EXERCISE DIRECTIONS:
Extract the records in full, leaving every picture out.
===== MATERIAL FOR THIS TASK =====
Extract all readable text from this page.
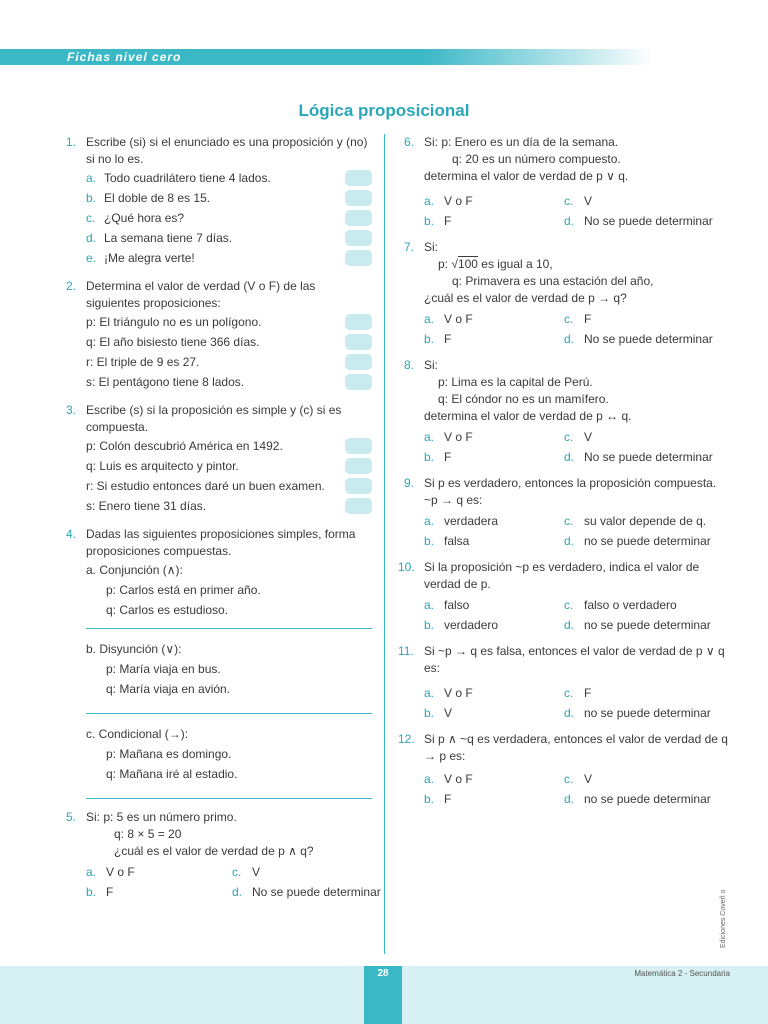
Fichas nivel cero
Lógica proposicional
1. Escribe (si) si el enunciado es una proposición y (no) si no lo es.
a. Todo cuadrilátero tiene 4 lados.
b. El doble de 8 es 15.
c. ¿Qué hora es?
d. La semana tiene 7 días.
e. ¡Me alegra verte!
2. Determina el valor de verdad (V o F) de las siguientes proposiciones:
p: El triángulo no es un polígono.
q: El año bisiesto tiene 366 días.
r: El triple de 9 es 27.
s: El pentágono tiene 8 lados.
3. Escribe (s) si la proposición es simple y (c) si es compuesta.
p: Colón descubrió América en 1492.
q: Luis es arquitecto y pintor.
r: Si estudio entonces daré un buen examen.
s: Enero tiene 31 días.
4. Dadas las siguientes proposiciones simples, forma proposiciones compuestas.
a. Conjunción (∧):
p: Carlos está en primer año.
q: Carlos es estudioso.
b. Disyunción (∨):
p: María viaja en bus.
q: María viaja en avión.
c. Condicional (→):
p: Mañana es domingo.
q: Mañana iré al estadio.
5. Si: p: 5 es un número primo.
q: 8 × 5 = 20
¿cuál es el valor de verdad de p ∧ q?
a. V o F	c. V
b. F	d. No se puede determinar
6. Si: p: Enero es un día de la semana.
q: 20 es un número compuesto.
determina el valor de verdad de p ∨ q.
a. V o F	c. V
b. F	d. No se puede determinar
7. Si:
p: √100 es igual a 10,
q: Primavera es una estación del año,
¿cuál es el valor de verdad de p → q?
a. V o F	c. F
b. F	d. No se puede determinar
8. Si:
p: Lima es la capital de Perú.
q: El cóndor no es un mamífero.
determina el valor de verdad de p ↔ q.
a. V o F	c. V
b. F	d. No se puede determinar
9. Si p es verdadero, entonces la proposición compuesta. ~p → q es:
a. verdadera	c. su valor depende de q.
b. falsa	d. no se puede determinar
10. Si la proposición ~p es verdadero, indica el valor de verdad de p.
a. falso	c. falso o verdadero
b. verdadero	d. no se puede determinar
11. Si ~p → q es falsa, entonces el valor de verdad de p ∨ q es:
a. V o F	c. F
b. V	d. no se puede determinar
12. Si p ∧ ~q es verdadera, entonces el valor de verdad de q → p es:
a. V o F	c. V
b. F	d. no se puede determinar
Ediciones Coveñ o
28	Matemática 2 - Secundaria
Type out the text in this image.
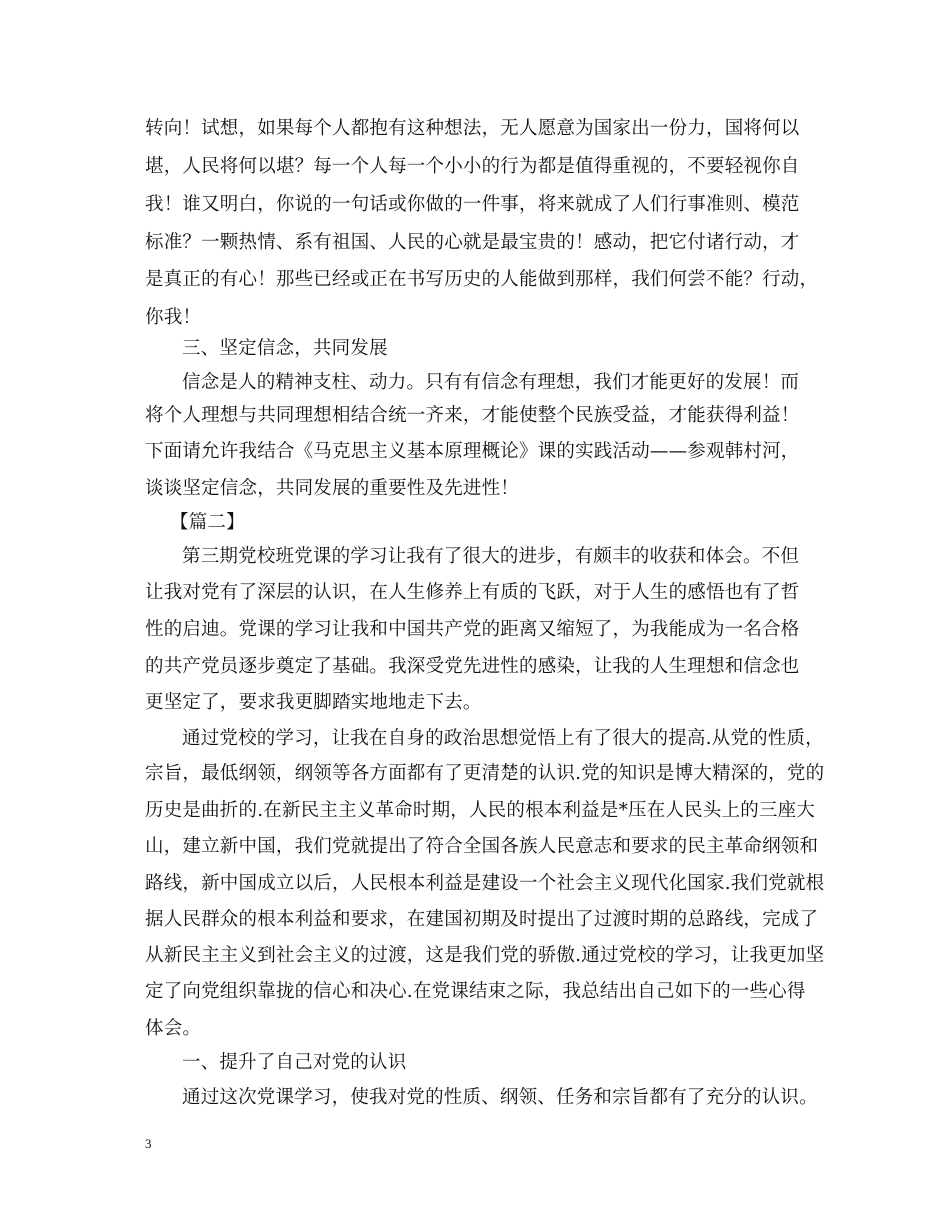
转向！试想，如果每个人都抱有这种想法，无人愿意为国家出一份力，国将何以
堪，人民将何以堪？每一个人每一个小小的行为都是值得重视的，不要轻视你自
我！谁又明白，你说的一句话或你做的一件事，将来就成了人们行事准则、模范
标准？一颗热情、系有祖国、人民的心就是最宝贵的！感动，把它付诸行动，才
是真正的有心！那些已经或正在书写历史的人能做到那样，我们何尝不能？行动，
你我！
三、坚定信念，共同发展
信念是人的精神支柱、动力。只有有信念有理想，我们才能更好的发展！而
将个人理想与共同理想相结合统一齐来，才能使整个民族受益，才能获得利益！
下面请允许我结合《马克思主义基本原理概论》课的实践活动——参观韩村河，
谈谈坚定信念，共同发展的重要性及先进性！
【篇二】
第三期党校班党课的学习让我有了很大的进步，有颇丰的收获和体会。不但
让我对党有了深层的认识，在人生修养上有质的飞跃，对于人生的感悟也有了哲
性的启迪。党课的学习让我和中国共产党的距离又缩短了，为我能成为一名合格
的共产党员逐步奠定了基础。我深受党先进性的感染，让我的人生理想和信念也
更坚定了，要求我更脚踏实地地走下去。
通过党校的学习，让我在自身的政治思想觉悟上有了很大的提高.从党的性质，
宗旨，最低纲领，纲领等各方面都有了更清楚的认识.党的知识是博大精深的，党的
历史是曲折的.在新民主主义革命时期，人民的根本利益是*压在人民头上的三座大
山，建立新中国，我们党就提出了符合全国各族人民意志和要求的民主革命纲领和
路线，新中国成立以后，人民根本利益是建设一个社会主义现代化国家.我们党就根
据人民群众的根本利益和要求，在建国初期及时提出了过渡时期的总路线，完成了
从新民主主义到社会主义的过渡，这是我们党的骄傲.通过党校的学习，让我更加坚
定了向党组织靠拢的信心和决心.在党课结束之际，我总结出自己如下的一些心得
体会。
一、提升了自己对党的认识
通过这次党课学习，使我对党的性质、纲领、任务和宗旨都有了充分的认识。
3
=====
ANSWER:
Extract all readable text from this page.
Fichas nivel cero
Lógica proposicional
1. Escribe (si) si el enunciado es una proposición y (no) si no lo es.
a. Todo cuadrilátero tiene 4 lados.
b. El doble de 8 es 15.
c. ¿Qué hora es?
d. La semana tiene 7 días.
e. ¡Me alegra verte!
2. Determina el valor de verdad (V o F) de las siguientes proposiciones:
p: El triángulo no es un polígono.
q: El año bisiesto tiene 366 días.
r: El triple de 9 es 27.
s: El pentágono tiene 8 lados.
3. Escribe (s) si la proposición es simple y (c) si es compuesta.
p: Colón descubrió América en 1492.
q: Luis es arquitecto y pintor.
r: Si estudio entonces daré un buen examen.
s: Enero tiene 31 días.
4. Dadas las siguientes proposiciones simples, forma proposiciones compuestas.
a. Conjunción (∧):
p: Carlos está en primer año.
q: Carlos es estudioso.
b. Disyunción (∨):
p: María viaja en bus.
q: María viaja en avión.
c. Condicional (→):
p: Mañana es domingo.
q: Mañana iré al estadio.
5. Si: p: 5 es un número primo.
q: 8 × 5 = 20
¿cuál es el valor de verdad de p ∧ q?
a. V o F	c. V
b. F	d. No se puede determinar
6. Si: p: Enero es un día de la semana.
q: 20 es un número compuesto.
determina el valor de verdad de p ∨ q.
a. V o F	c. V
b. F	d. No se puede determinar
7. Si:
p: √100 es igual a 10,
q: Primavera es una estación del año,
¿cuál es el valor de verdad de p → q?
a. V o F	c. F
b. F	d. No se puede determinar
8. Si:
p: Lima es la capital de Perú.
q: El cóndor no es un mamífero.
determina el valor de verdad de p ↔ q.
a. V o F	c. V
b. F	d. No se puede determinar
9. Si p es verdadero, entonces la proposición compuesta. ~p → q es:
a. verdadera	c. su valor depende de q.
b. falsa	d. no se puede determinar
10. Si la proposición ~p es verdadero, indica el valor de verdad de p.
a. falso	c. falso o verdadero
b. verdadero	d. no se puede determinar
11. Si ~p → q es falsa, entonces el valor de verdad de p ∨ q es:
a. V o F	c. F
b. V	d. no se puede determinar
12. Si p ∧ ~q es verdadera, entonces el valor de verdad de q → p es:
a. V o F	c. V
b. F	d. no se puede determinar
Ediciones Coveñ o
28	Matemática 2 - Secundaria
Type out the text in this image.
转向！试想，如果每个人都抱有这种想法，无人愿意为国家出一份力，国将何以
堪，人民将何以堪？每一个人每一个小小的行为都是值得重视的，不要轻视你自
我！谁又明白，你说的一句话或你做的一件事，将来就成了人们行事准则、模范
标准？一颗热情、系有祖国、人民的心就是最宝贵的！感动，把它付诸行动，才
是真正的有心！那些已经或正在书写历史的人能做到那样，我们何尝不能？行动，
你我！
三、坚定信念，共同发展
信念是人的精神支柱、动力。只有有信念有理想，我们才能更好的发展！而
将个人理想与共同理想相结合统一齐来，才能使整个民族受益，才能获得利益！
下面请允许我结合《马克思主义基本原理概论》课的实践活动——参观韩村河，
谈谈坚定信念，共同发展的重要性及先进性！
【篇二】
第三期党校班党课的学习让我有了很大的进步，有颇丰的收获和体会。不但
让我对党有了深层的认识，在人生修养上有质的飞跃，对于人生的感悟也有了哲
性的启迪。党课的学习让我和中国共产党的距离又缩短了，为我能成为一名合格
的共产党员逐步奠定了基础。我深受党先进性的感染，让我的人生理想和信念也
更坚定了，要求我更脚踏实地地走下去。
通过党校的学习，让我在自身的政治思想觉悟上有了很大的提高.从党的性质，
宗旨，最低纲领，纲领等各方面都有了更清楚的认识.党的知识是博大精深的，党的
历史是曲折的.在新民主主义革命时期，人民的根本利益是*压在人民头上的三座大
山，建立新中国，我们党就提出了符合全国各族人民意志和要求的民主革命纲领和
路线，新中国成立以后，人民根本利益是建设一个社会主义现代化国家.我们党就根
据人民群众的根本利益和要求，在建国初期及时提出了过渡时期的总路线，完成了
从新民主主义到社会主义的过渡，这是我们党的骄傲.通过党校的学习，让我更加坚
定了向党组织靠拢的信心和决心.在党课结束之际，我总结出自己如下的一些心得
体会。
一、提升了自己对党的认识
通过这次党课学习，使我对党的性质、纲领、任务和宗旨都有了充分的认识。
3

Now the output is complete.